- [To do]:
Collect all the lines that mention the word "Rainfall".

- [Input material]:
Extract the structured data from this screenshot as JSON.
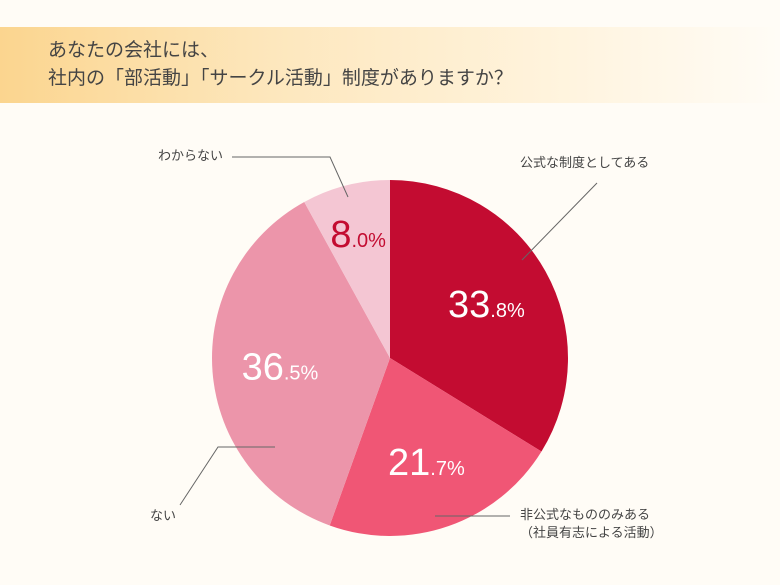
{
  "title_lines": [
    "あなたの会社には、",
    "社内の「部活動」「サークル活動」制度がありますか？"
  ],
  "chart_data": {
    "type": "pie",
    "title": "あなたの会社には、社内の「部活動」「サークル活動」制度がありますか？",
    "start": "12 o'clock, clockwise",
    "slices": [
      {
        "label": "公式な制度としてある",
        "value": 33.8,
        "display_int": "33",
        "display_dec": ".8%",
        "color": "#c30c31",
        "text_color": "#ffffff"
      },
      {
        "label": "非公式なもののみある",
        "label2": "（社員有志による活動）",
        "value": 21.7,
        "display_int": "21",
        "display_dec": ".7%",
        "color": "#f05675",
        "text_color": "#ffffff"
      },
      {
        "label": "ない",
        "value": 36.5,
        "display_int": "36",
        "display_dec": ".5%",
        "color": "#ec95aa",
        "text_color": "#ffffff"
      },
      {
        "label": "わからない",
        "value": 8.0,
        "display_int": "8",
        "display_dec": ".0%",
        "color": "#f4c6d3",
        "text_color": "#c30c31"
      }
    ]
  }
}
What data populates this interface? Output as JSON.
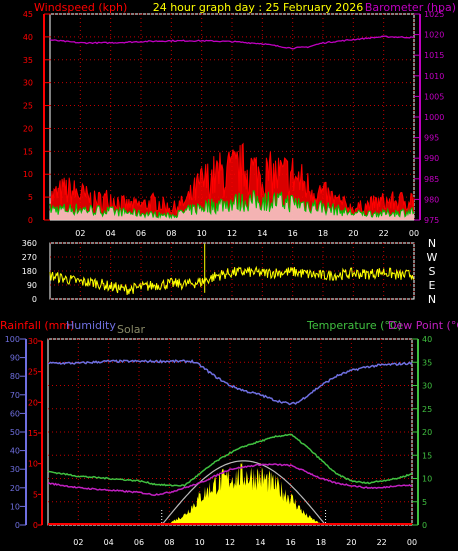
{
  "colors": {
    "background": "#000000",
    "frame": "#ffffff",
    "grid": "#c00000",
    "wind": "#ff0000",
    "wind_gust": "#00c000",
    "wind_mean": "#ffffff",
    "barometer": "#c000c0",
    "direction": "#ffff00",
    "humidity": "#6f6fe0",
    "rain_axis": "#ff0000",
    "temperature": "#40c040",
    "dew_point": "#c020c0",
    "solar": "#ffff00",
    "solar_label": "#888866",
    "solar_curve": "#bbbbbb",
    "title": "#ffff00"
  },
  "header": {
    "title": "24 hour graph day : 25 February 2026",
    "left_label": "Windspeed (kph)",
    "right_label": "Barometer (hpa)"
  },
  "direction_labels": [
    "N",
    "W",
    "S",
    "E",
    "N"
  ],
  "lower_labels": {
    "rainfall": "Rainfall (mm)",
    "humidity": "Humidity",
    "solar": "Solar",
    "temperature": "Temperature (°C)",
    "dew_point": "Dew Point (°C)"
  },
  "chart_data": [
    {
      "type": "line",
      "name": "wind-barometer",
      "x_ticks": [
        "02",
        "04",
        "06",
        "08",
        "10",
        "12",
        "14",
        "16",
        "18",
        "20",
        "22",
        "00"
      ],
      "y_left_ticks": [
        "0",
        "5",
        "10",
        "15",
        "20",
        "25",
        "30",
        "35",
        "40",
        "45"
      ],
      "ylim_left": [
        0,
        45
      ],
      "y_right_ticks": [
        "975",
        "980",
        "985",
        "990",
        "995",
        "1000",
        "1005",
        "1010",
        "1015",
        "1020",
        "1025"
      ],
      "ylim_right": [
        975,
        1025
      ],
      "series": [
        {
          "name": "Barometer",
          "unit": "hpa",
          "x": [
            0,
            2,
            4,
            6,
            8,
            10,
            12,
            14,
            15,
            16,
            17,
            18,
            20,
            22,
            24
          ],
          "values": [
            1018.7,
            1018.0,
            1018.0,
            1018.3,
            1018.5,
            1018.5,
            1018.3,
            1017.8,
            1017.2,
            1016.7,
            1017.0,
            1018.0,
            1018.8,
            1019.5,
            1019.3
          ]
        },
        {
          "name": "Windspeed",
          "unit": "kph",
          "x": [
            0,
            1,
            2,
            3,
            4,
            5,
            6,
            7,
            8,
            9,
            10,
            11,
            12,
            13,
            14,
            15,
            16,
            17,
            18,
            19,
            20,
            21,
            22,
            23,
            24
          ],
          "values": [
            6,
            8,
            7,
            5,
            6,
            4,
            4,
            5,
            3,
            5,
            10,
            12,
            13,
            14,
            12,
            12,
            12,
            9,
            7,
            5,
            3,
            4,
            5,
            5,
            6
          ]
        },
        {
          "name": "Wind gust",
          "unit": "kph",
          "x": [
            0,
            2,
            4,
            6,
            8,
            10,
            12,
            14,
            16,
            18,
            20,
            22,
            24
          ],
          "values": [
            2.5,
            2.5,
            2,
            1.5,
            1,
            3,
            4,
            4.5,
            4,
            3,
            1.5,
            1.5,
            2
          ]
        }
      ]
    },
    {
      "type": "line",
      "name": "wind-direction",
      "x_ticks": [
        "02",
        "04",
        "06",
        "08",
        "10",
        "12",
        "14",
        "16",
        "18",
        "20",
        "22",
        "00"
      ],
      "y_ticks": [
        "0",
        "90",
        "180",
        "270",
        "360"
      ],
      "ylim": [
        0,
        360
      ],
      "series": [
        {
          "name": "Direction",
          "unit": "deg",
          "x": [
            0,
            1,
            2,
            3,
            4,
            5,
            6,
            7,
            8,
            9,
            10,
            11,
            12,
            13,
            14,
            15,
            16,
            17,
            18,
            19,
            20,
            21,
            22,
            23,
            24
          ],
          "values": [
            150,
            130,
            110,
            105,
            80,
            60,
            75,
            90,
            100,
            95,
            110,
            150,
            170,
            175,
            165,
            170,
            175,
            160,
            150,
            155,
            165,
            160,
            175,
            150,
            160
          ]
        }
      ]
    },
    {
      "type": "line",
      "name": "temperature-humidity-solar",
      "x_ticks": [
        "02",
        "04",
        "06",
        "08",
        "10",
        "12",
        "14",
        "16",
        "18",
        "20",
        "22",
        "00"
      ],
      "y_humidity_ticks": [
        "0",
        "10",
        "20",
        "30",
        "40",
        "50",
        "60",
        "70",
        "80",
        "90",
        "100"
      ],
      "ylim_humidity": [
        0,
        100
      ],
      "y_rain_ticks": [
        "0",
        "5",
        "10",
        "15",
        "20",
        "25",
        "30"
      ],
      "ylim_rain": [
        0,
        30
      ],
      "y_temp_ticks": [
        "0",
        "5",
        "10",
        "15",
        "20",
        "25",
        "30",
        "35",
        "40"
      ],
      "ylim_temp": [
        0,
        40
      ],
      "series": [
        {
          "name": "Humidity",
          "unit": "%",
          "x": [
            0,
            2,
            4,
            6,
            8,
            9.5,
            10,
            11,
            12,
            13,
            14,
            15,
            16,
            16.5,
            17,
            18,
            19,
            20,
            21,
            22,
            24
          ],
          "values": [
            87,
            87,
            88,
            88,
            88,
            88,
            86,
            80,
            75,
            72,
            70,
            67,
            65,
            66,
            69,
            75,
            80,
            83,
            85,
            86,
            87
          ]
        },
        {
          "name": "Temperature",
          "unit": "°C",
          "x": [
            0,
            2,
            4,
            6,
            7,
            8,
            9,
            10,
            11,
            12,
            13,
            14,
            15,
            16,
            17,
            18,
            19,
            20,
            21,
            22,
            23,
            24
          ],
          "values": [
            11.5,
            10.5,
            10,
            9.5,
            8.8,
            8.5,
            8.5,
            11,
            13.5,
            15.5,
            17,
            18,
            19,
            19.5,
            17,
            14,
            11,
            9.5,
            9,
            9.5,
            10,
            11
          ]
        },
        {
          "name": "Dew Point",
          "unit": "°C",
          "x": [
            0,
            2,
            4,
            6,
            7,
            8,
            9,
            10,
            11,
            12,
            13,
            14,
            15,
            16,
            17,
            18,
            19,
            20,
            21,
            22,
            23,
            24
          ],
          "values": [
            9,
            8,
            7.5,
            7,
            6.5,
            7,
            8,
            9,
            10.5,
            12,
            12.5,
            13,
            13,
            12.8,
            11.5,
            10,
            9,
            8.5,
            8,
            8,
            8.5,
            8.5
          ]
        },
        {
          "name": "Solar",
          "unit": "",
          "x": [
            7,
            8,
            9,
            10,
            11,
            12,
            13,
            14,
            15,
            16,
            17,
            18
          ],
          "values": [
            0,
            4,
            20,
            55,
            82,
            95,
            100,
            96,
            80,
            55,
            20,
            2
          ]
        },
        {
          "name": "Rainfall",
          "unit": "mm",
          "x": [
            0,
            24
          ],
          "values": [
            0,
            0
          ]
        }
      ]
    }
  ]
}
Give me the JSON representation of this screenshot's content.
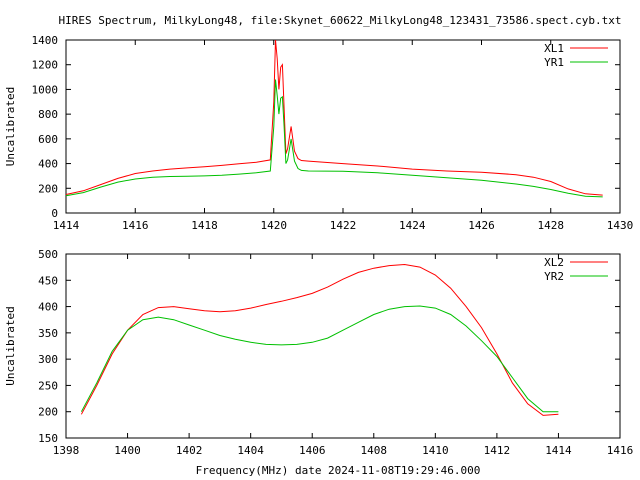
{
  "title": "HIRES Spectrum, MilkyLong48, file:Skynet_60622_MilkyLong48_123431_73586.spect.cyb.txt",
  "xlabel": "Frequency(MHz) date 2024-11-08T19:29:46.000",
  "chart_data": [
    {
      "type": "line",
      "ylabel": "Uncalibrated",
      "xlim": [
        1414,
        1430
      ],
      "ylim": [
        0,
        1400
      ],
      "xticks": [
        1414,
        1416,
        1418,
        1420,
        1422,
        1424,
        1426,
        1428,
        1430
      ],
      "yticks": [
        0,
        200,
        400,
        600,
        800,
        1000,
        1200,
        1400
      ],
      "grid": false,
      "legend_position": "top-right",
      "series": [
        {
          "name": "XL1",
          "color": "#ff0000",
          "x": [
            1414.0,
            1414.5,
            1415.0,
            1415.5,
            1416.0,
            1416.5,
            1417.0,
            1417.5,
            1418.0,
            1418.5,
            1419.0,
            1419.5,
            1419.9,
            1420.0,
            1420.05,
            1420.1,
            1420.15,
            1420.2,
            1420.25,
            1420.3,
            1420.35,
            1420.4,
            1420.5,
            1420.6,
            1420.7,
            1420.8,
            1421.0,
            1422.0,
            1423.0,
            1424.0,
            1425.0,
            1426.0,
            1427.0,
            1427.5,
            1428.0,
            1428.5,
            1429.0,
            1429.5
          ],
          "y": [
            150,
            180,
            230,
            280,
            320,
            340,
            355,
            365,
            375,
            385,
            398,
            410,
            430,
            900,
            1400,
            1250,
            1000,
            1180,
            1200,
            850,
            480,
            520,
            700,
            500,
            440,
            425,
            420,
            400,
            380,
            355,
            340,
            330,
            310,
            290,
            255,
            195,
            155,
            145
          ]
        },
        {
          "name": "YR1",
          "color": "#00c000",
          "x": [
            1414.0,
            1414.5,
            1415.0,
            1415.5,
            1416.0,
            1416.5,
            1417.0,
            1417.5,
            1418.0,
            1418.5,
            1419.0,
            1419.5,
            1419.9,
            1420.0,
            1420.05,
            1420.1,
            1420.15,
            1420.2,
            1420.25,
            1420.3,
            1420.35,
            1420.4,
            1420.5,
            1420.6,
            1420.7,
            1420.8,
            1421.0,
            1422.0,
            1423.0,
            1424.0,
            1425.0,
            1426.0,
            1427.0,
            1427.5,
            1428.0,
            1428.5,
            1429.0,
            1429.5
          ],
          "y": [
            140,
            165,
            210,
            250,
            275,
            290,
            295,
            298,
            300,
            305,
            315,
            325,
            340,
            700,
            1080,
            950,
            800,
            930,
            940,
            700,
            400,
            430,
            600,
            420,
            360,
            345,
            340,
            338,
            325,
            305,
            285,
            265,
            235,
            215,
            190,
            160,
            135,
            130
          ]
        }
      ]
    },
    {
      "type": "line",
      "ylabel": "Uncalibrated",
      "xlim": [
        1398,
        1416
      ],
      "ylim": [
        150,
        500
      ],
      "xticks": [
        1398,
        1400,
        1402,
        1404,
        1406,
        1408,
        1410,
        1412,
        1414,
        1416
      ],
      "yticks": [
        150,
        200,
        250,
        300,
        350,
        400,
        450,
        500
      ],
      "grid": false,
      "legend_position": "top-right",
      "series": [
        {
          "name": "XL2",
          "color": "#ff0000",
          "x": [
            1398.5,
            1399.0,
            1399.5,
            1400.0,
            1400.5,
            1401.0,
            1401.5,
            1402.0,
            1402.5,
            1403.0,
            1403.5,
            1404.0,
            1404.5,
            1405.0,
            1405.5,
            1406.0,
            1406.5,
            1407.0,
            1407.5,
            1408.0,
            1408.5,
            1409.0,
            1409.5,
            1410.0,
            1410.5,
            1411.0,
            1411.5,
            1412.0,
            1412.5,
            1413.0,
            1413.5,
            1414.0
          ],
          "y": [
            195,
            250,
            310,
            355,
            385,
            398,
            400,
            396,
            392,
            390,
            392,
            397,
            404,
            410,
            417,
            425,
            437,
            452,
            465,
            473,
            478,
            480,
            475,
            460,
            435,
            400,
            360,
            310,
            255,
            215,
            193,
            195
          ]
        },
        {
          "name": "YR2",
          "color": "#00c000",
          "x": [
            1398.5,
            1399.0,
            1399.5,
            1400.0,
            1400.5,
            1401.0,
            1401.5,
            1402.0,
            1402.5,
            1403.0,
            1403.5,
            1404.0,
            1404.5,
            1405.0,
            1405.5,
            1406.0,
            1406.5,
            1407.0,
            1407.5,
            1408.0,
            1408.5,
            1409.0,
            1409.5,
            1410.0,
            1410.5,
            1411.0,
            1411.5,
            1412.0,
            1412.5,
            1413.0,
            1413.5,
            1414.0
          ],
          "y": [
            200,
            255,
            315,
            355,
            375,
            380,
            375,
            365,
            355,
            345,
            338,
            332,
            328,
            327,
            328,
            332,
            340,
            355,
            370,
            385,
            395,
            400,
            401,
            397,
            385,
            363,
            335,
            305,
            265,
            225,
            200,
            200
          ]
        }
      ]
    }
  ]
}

- [Problem solution]:
    "rainfall": "Rainfall (mm)",
          "name": "Rainfall",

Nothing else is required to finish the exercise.